**Recorded data**
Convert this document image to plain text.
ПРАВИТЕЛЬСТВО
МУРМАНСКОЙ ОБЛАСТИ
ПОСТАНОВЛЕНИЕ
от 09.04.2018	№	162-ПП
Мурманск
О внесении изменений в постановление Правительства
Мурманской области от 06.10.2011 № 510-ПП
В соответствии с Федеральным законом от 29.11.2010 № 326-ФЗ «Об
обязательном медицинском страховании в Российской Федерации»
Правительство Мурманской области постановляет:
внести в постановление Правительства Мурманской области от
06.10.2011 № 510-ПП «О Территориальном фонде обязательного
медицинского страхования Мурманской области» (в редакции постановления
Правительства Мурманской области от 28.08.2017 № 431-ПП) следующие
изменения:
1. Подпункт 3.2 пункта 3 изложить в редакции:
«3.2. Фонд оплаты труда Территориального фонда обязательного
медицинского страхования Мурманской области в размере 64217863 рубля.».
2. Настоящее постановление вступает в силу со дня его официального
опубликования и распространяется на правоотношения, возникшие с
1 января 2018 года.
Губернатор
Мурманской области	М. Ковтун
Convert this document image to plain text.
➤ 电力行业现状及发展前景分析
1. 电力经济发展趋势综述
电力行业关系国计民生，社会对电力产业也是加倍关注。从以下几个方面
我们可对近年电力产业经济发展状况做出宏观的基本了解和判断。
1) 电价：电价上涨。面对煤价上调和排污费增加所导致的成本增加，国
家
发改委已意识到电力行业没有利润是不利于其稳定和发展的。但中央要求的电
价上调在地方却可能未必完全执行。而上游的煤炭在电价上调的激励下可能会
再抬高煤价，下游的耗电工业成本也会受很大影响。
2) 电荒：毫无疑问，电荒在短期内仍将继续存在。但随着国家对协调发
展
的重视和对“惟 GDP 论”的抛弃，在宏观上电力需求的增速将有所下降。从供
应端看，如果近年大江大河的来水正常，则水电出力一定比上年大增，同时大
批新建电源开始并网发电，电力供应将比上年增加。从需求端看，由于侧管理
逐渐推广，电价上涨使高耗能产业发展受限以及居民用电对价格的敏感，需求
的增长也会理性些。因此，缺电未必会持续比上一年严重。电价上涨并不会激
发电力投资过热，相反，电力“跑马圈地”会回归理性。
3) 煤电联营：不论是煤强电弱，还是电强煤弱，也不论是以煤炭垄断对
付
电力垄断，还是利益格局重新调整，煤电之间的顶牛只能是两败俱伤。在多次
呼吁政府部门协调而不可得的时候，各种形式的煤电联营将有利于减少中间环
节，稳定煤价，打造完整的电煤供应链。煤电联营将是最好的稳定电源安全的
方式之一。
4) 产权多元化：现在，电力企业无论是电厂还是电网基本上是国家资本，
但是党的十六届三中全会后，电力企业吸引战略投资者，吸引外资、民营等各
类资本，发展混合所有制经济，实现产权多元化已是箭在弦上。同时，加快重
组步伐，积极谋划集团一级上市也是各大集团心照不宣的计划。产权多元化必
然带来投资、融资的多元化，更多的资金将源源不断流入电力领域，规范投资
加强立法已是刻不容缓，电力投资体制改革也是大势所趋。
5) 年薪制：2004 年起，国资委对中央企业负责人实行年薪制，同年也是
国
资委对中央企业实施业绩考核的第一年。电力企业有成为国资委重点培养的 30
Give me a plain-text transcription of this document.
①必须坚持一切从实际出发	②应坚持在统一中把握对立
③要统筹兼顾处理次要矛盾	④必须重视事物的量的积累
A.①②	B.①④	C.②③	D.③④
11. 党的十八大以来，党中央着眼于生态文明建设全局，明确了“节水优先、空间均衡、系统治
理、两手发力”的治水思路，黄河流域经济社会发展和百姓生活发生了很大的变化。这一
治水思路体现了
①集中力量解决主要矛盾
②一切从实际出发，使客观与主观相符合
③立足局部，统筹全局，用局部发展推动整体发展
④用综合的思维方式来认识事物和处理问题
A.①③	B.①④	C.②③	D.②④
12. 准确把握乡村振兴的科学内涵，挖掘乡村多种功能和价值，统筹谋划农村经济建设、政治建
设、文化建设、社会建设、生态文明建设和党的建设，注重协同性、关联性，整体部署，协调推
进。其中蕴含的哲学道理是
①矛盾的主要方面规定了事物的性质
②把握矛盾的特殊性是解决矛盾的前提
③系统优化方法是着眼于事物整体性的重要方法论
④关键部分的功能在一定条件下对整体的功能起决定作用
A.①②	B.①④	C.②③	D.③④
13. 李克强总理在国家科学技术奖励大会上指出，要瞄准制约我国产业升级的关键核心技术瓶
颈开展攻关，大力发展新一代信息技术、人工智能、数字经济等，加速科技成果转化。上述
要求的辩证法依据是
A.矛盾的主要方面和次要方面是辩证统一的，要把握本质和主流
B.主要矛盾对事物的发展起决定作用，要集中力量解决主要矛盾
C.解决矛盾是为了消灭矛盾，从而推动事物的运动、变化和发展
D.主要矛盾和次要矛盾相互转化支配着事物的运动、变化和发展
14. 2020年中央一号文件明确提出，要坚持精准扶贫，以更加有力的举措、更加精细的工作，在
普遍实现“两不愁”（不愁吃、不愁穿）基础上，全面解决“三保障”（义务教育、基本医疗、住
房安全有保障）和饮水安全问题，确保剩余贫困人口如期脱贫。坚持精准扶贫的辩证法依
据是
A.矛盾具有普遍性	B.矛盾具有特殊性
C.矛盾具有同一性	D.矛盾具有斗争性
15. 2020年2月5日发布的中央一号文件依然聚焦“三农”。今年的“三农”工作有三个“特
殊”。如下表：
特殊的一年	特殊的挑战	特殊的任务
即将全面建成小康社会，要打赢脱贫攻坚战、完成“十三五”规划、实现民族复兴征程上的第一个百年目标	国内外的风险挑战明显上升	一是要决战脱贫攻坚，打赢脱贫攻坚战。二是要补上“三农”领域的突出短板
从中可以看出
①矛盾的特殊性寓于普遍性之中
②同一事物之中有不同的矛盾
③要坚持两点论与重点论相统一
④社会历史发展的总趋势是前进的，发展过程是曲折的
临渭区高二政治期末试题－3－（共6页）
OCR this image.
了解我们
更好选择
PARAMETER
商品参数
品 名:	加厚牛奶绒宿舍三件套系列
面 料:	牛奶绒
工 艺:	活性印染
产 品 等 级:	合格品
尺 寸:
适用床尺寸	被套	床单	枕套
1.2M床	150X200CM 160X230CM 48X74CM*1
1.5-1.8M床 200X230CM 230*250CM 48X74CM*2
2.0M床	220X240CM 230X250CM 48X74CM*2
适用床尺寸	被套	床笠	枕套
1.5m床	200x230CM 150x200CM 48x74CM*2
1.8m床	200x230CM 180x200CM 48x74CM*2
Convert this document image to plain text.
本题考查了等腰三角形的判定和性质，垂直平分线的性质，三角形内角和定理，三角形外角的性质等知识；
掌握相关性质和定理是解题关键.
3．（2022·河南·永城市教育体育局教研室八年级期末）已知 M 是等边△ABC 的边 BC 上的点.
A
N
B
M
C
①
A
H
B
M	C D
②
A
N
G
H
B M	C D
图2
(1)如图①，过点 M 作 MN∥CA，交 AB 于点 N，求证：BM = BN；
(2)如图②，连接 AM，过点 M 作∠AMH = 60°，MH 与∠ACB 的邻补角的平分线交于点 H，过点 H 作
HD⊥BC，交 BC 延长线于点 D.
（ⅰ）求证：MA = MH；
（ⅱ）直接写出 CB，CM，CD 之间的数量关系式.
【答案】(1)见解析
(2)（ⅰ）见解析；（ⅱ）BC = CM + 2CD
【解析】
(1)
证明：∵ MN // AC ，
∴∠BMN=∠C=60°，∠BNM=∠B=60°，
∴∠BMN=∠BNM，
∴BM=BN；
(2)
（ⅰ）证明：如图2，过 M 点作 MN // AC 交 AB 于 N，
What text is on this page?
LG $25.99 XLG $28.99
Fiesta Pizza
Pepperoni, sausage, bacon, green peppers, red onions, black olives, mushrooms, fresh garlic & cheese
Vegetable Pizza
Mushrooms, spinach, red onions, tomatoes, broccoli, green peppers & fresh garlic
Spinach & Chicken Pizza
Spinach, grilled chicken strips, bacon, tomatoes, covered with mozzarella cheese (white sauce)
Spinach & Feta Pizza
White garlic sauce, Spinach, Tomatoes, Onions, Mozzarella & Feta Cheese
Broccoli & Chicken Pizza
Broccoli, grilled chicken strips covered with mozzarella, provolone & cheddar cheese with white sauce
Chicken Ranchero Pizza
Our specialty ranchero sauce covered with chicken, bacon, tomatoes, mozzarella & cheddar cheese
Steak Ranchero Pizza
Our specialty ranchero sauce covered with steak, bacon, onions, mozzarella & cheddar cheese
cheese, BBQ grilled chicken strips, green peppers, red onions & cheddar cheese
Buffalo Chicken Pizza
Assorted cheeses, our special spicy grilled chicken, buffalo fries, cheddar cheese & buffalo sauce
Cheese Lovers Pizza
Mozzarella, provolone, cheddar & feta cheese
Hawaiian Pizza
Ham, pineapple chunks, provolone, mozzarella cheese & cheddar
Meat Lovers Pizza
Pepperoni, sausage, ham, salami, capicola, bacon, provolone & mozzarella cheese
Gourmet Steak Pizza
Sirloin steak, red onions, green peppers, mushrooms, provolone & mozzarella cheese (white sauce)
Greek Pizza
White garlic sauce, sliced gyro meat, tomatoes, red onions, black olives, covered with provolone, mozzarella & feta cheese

**Brief**
Examine the records and pull out every line where the string "garlic" occurs.

**Complete output**
Pepperoni, sausage, bacon, green peppers, red onions, black olives, mushrooms, fresh garlic & cheese
Mushrooms, spinach, red onions, tomatoes, broccoli, green peppers & fresh garlic
White garlic sauce, Spinach, Tomatoes, Onions, Mozzarella & Feta Cheese
White garlic sauce, sliced gyro meat, tomatoes, red onions, black olives, covered with provolone, mozzarella & feta cheese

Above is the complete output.